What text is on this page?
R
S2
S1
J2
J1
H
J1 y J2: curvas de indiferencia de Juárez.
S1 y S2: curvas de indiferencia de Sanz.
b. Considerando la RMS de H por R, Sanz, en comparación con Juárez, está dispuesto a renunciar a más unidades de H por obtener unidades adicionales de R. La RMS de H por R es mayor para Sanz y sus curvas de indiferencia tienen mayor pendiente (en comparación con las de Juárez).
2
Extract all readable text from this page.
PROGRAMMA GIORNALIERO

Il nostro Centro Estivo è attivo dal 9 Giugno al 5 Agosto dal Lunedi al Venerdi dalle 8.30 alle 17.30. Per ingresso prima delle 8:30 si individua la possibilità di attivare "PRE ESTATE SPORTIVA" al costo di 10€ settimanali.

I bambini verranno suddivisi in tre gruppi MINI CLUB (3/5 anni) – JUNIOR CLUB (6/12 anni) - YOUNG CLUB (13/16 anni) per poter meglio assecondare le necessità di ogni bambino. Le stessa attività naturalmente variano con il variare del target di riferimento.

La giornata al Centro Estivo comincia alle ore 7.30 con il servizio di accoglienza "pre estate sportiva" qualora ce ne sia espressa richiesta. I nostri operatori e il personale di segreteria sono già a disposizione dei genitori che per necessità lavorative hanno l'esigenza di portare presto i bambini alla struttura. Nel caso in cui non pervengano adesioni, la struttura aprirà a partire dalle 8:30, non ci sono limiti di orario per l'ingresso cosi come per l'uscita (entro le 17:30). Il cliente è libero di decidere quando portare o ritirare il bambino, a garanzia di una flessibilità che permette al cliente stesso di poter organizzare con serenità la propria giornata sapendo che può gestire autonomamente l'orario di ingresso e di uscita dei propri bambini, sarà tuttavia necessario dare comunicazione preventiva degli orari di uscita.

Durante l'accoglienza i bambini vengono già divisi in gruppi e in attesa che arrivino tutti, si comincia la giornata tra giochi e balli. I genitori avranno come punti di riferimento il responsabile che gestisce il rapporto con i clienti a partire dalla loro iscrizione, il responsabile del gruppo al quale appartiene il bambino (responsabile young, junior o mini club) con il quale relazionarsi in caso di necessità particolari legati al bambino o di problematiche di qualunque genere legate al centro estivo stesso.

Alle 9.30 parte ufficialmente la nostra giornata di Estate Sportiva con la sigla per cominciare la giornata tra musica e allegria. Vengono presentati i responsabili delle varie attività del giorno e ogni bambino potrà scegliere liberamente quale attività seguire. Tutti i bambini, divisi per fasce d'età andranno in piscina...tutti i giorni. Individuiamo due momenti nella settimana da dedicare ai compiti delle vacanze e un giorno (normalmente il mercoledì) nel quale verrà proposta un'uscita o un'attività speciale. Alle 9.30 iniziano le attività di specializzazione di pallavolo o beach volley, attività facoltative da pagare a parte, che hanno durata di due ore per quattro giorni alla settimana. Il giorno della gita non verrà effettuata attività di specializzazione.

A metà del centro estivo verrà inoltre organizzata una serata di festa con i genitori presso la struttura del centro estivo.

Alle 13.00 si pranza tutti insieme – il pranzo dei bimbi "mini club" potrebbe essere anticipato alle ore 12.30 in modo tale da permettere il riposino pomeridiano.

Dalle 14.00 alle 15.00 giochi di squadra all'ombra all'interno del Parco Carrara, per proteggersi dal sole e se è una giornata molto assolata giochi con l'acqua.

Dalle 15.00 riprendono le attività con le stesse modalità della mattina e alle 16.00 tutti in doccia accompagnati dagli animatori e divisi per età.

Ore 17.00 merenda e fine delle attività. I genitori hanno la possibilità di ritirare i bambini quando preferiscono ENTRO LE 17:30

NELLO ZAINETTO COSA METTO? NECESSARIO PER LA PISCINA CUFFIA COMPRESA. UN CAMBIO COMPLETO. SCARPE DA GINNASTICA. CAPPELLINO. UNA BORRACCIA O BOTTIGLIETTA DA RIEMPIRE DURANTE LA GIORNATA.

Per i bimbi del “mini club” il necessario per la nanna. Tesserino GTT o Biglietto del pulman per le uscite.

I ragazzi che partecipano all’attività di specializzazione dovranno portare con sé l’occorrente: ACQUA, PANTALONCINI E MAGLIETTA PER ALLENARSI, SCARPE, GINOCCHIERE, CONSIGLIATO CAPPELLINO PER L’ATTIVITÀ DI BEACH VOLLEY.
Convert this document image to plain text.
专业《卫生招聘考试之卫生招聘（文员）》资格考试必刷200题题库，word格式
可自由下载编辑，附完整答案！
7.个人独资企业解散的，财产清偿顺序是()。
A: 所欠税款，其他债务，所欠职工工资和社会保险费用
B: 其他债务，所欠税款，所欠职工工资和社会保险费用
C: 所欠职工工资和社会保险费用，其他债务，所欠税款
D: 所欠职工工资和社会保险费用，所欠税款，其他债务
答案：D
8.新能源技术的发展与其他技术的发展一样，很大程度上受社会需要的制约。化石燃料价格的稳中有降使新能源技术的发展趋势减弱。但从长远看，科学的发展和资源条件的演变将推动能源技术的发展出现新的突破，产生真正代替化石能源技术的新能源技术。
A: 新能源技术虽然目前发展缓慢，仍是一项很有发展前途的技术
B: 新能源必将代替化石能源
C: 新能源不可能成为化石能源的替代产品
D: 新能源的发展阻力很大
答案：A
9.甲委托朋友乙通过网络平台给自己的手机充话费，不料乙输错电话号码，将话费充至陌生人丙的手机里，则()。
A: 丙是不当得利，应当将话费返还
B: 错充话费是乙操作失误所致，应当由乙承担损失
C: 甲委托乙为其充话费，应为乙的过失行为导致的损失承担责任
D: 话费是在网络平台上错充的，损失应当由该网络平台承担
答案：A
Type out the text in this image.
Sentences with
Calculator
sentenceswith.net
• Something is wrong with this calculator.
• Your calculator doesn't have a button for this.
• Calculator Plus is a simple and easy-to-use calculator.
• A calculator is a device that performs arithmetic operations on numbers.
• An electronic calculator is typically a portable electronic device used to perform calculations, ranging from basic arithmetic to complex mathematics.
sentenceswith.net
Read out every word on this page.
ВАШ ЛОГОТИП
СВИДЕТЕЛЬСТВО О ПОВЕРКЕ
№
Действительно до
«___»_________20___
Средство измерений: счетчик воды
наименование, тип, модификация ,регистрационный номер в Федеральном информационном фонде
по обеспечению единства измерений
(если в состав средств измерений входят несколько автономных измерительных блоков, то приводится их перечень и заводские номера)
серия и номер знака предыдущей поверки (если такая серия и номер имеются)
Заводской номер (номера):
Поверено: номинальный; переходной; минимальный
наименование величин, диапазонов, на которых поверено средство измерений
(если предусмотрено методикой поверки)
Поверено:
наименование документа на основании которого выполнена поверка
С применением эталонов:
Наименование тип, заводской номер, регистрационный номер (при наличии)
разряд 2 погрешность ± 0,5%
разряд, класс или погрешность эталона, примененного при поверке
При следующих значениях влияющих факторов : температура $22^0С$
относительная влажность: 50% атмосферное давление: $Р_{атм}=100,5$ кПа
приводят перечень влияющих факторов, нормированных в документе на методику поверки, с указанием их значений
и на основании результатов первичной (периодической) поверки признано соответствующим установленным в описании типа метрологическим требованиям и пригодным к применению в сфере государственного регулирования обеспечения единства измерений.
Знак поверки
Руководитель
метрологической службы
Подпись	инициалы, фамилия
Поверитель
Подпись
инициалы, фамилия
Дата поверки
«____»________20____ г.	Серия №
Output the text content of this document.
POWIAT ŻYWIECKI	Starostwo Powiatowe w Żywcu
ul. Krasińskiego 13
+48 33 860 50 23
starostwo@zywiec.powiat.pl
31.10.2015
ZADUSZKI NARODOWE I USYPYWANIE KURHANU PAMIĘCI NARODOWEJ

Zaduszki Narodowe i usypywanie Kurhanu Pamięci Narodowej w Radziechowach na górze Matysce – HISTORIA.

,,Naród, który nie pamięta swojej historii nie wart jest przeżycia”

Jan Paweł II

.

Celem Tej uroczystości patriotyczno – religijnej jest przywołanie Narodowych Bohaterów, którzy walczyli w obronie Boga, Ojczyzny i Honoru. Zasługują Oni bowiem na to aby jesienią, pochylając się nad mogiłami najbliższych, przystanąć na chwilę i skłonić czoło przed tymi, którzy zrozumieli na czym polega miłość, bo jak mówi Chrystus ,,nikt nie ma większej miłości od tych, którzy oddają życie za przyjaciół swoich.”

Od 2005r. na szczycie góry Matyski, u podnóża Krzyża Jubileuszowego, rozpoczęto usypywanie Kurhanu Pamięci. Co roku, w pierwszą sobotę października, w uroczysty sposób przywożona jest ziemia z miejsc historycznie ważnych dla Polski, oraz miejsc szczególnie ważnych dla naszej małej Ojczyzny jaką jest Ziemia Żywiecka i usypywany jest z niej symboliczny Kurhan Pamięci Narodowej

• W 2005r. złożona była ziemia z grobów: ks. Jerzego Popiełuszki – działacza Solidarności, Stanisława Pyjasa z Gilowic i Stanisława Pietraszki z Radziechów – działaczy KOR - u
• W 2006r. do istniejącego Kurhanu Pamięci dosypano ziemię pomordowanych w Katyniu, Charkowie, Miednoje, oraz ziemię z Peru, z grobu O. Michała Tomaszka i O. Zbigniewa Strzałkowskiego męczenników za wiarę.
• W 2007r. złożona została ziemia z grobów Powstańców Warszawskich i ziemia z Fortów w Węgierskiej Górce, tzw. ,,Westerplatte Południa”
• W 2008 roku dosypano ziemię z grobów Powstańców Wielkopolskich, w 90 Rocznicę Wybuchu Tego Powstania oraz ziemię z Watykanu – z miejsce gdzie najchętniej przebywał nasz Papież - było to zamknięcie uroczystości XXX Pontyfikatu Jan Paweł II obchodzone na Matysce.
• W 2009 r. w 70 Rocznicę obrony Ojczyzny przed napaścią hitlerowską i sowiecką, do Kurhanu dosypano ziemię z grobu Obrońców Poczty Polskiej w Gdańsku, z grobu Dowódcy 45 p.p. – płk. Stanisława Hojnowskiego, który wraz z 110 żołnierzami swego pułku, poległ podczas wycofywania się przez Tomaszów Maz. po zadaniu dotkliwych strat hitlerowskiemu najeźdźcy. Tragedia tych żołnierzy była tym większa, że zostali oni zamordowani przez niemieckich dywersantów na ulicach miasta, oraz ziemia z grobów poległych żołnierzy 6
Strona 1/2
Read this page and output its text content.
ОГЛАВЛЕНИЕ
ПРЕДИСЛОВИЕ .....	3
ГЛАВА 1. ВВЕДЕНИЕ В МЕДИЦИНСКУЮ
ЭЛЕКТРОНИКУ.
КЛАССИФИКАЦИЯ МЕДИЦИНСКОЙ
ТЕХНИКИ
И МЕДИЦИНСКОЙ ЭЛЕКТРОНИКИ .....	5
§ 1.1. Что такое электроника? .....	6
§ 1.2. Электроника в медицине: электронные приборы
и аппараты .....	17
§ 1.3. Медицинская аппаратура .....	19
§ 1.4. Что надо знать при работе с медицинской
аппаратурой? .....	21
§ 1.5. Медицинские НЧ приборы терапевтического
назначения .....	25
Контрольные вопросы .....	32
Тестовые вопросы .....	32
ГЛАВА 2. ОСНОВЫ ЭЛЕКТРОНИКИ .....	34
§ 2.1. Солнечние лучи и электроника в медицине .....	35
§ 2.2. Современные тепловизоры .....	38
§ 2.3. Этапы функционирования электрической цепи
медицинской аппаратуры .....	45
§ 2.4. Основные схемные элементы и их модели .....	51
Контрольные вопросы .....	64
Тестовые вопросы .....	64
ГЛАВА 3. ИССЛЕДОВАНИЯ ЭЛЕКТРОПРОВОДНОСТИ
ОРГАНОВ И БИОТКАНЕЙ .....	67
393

Directions: Using the material above, reproduce exactly the line that contains "Read this page and output its text content." and all lines after it through the last one, and only those.

Completed exercise:
Read this page and output its text content.
ОГЛАВЛЕНИЕ
ПРЕДИСЛОВИЕ .....	3
ГЛАВА 1. ВВЕДЕНИЕ В МЕДИЦИНСКУЮ
ЭЛЕКТРОНИКУ.
КЛАССИФИКАЦИЯ МЕДИЦИНСКОЙ
ТЕХНИКИ
И МЕДИЦИНСКОЙ ЭЛЕКТРОНИКИ .....	5
§ 1.1. Что такое электроника? .....	6
§ 1.2. Электроника в медицине: электронные приборы
и аппараты .....	17
§ 1.3. Медицинская аппаратура .....	19
§ 1.4. Что надо знать при работе с медицинской
аппаратурой? .....	21
§ 1.5. Медицинские НЧ приборы терапевтического
назначения .....	25
Контрольные вопросы .....	32
Тестовые вопросы .....	32
ГЛАВА 2. ОСНОВЫ ЭЛЕКТРОНИКИ .....	34
§ 2.1. Солнечние лучи и электроника в медицине .....	35
§ 2.2. Современные тепловизоры .....	38
§ 2.3. Этапы функционирования электрической цепи
медицинской аппаратуры .....	45
§ 2.4. Основные схемные элементы и их модели .....	51
Контрольные вопросы .....	64
Тестовые вопросы .....	64
ГЛАВА 3. ИССЛЕДОВАНИЯ ЭЛЕКТРОПРОВОДНОСТИ
ОРГАНОВ И БИОТКАНЕЙ .....	67
393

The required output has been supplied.